- Given instruction -
Below is some material; set it all down exactly, apart from the pictures.

** Start **

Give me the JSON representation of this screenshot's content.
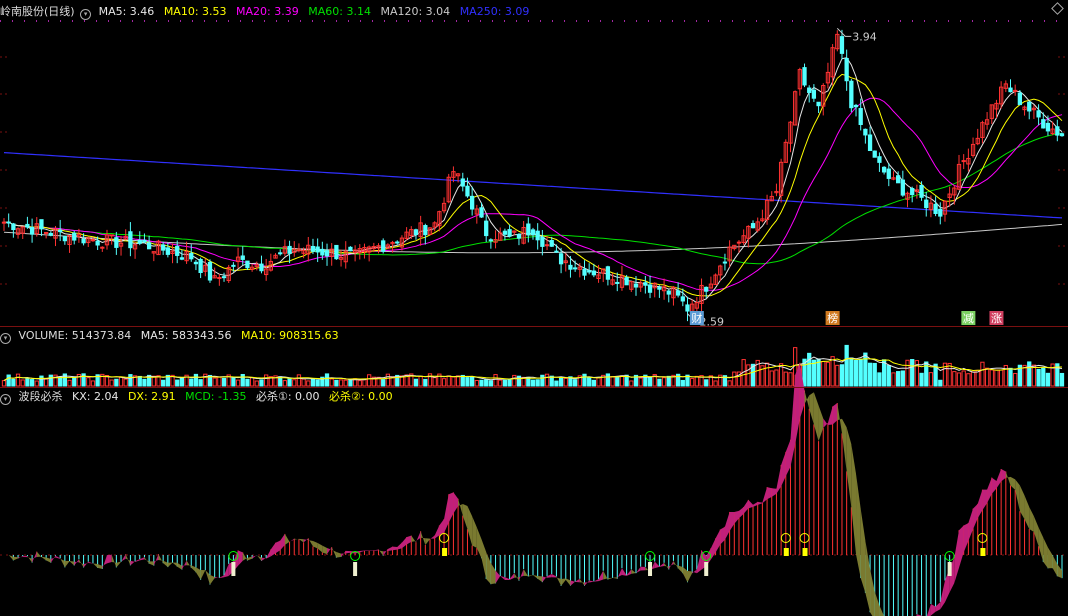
{
  "main_legend": {
    "stock": "岭南股份(日线)",
    "ma5": "MA5: 3.46",
    "ma10": "MA10: 3.53",
    "ma20": "MA20: 3.39",
    "ma60": "MA60: 3.14",
    "ma120": "MA120: 3.04",
    "ma250": "MA250: 3.09"
  },
  "vol_legend": {
    "volume": "VOLUME: 514373.84",
    "ma5": "MA5: 583343.56",
    "ma10": "MA10: 908315.63"
  },
  "ind_legend": {
    "name": "波段必杀",
    "kx": "KX: 2.04",
    "dx": "DX: 2.91",
    "mcd": "MCD: -1.35",
    "bs1": "必杀①: 0.00",
    "bs2": "必杀②: 0.00"
  },
  "colors": {
    "up": "#ff3232",
    "down": "#54ffff",
    "ma5": "#e6e6e6",
    "ma10": "#ffff00",
    "ma20": "#ff00ff",
    "ma60": "#00e000",
    "ma120": "#c8c8c8",
    "ma250": "#3030ff",
    "band_up": "#c0207a",
    "band_down": "#7a7a30"
  },
  "chart_data": [
    {
      "type": "candlestick",
      "title": "岭南股份(日线)",
      "annotations": {
        "high": "3.94",
        "low": "2.59"
      },
      "markers": [
        "财",
        "榜",
        "减",
        "涨"
      ],
      "anchors": [
        [
          0,
          3.03
        ],
        [
          10,
          2.98
        ],
        [
          20,
          2.94
        ],
        [
          30,
          2.92
        ],
        [
          40,
          2.86
        ],
        [
          45,
          2.74
        ],
        [
          50,
          2.84
        ],
        [
          55,
          2.82
        ],
        [
          62,
          2.9
        ],
        [
          70,
          2.88
        ],
        [
          75,
          2.86
        ],
        [
          84,
          2.95
        ],
        [
          92,
          3.02
        ],
        [
          96,
          3.28
        ],
        [
          100,
          3.12
        ],
        [
          103,
          2.98
        ],
        [
          108,
          2.95
        ],
        [
          113,
          3.0
        ],
        [
          118,
          2.86
        ],
        [
          124,
          2.8
        ],
        [
          130,
          2.77
        ],
        [
          138,
          2.72
        ],
        [
          143,
          2.68
        ],
        [
          146,
          2.61
        ],
        [
          150,
          2.72
        ],
        [
          155,
          2.9
        ],
        [
          160,
          3.0
        ],
        [
          165,
          3.18
        ],
        [
          170,
          3.75
        ],
        [
          174,
          3.58
        ],
        [
          178,
          3.94
        ],
        [
          181,
          3.62
        ],
        [
          186,
          3.33
        ],
        [
          190,
          3.22
        ],
        [
          196,
          3.14
        ],
        [
          200,
          3.08
        ],
        [
          205,
          3.33
        ],
        [
          210,
          3.55
        ],
        [
          214,
          3.7
        ],
        [
          219,
          3.58
        ],
        [
          223,
          3.5
        ],
        [
          226,
          3.46
        ]
      ],
      "ylim": [
        2.54,
        4.02
      ]
    },
    {
      "type": "bar",
      "title": "VOLUME",
      "series": [
        "VOLUME",
        "MA5",
        "MA10"
      ]
    },
    {
      "type": "area",
      "title": "波段必杀",
      "series": [
        "KX",
        "DX",
        "MCD",
        "必杀①",
        "必杀②"
      ]
    }
  ]
}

** End **

- Complete response -
Give me the JSON representation of this screenshot's content.
{
  "main_legend": {
    "stock": "岭南股份(日线)",
    "ma5": "MA5: 3.46",
    "ma10": "MA10: 3.53",
    "ma20": "MA20: 3.39",
    "ma60": "MA60: 3.14",
    "ma120": "MA120: 3.04",
    "ma250": "MA250: 3.09"
  },
  "vol_legend": {
    "volume": "VOLUME: 514373.84",
    "ma5": "MA5: 583343.56",
    "ma10": "MA10: 908315.63"
  },
  "ind_legend": {
    "name": "波段必杀",
    "kx": "KX: 2.04",
    "dx": "DX: 2.91",
    "mcd": "MCD: -1.35",
    "bs1": "必杀①: 0.00",
    "bs2": "必杀②: 0.00"
  },
  "colors": {
    "up": "#ff3232",
    "down": "#54ffff",
    "ma5": "#e6e6e6",
    "ma10": "#ffff00",
    "ma20": "#ff00ff",
    "ma60": "#00e000",
    "ma120": "#c8c8c8",
    "ma250": "#3030ff",
    "band_up": "#c0207a",
    "band_down": "#7a7a30"
  },
  "chart_data": [
    {
      "type": "candlestick",
      "title": "岭南股份(日线)",
      "annotations": {
        "high": "3.94",
        "low": "2.59"
      },
      "markers": [
        "财",
        "榜",
        "减",
        "涨"
      ],
      "anchors": [
        [
          0,
          3.03
        ],
        [
          10,
          2.98
        ],
        [
          20,
          2.94
        ],
        [
          30,
          2.92
        ],
        [
          40,
          2.86
        ],
        [
          45,
          2.74
        ],
        [
          50,
          2.84
        ],
        [
          55,
          2.82
        ],
        [
          62,
          2.9
        ],
        [
          70,
          2.88
        ],
        [
          75,
          2.86
        ],
        [
          84,
          2.95
        ],
        [
          92,
          3.02
        ],
        [
          96,
          3.28
        ],
        [
          100,
          3.12
        ],
        [
          103,
          2.98
        ],
        [
          108,
          2.95
        ],
        [
          113,
          3.0
        ],
        [
          118,
          2.86
        ],
        [
          124,
          2.8
        ],
        [
          130,
          2.77
        ],
        [
          138,
          2.72
        ],
        [
          143,
          2.68
        ],
        [
          146,
          2.61
        ],
        [
          150,
          2.72
        ],
        [
          155,
          2.9
        ],
        [
          160,
          3.0
        ],
        [
          165,
          3.18
        ],
        [
          170,
          3.75
        ],
        [
          174,
          3.58
        ],
        [
          178,
          3.94
        ],
        [
          181,
          3.62
        ],
        [
          186,
          3.33
        ],
        [
          190,
          3.22
        ],
        [
          196,
          3.14
        ],
        [
          200,
          3.08
        ],
        [
          205,
          3.33
        ],
        [
          210,
          3.55
        ],
        [
          214,
          3.7
        ],
        [
          219,
          3.58
        ],
        [
          223,
          3.5
        ],
        [
          226,
          3.46
        ]
      ],
      "ylim": [
        2.54,
        4.02
      ]
    },
    {
      "type": "bar",
      "title": "VOLUME",
      "series": [
        "VOLUME",
        "MA5",
        "MA10"
      ]
    },
    {
      "type": "area",
      "title": "波段必杀",
      "series": [
        "KX",
        "DX",
        "MCD",
        "必杀①",
        "必杀②"
      ]
    }
  ]
}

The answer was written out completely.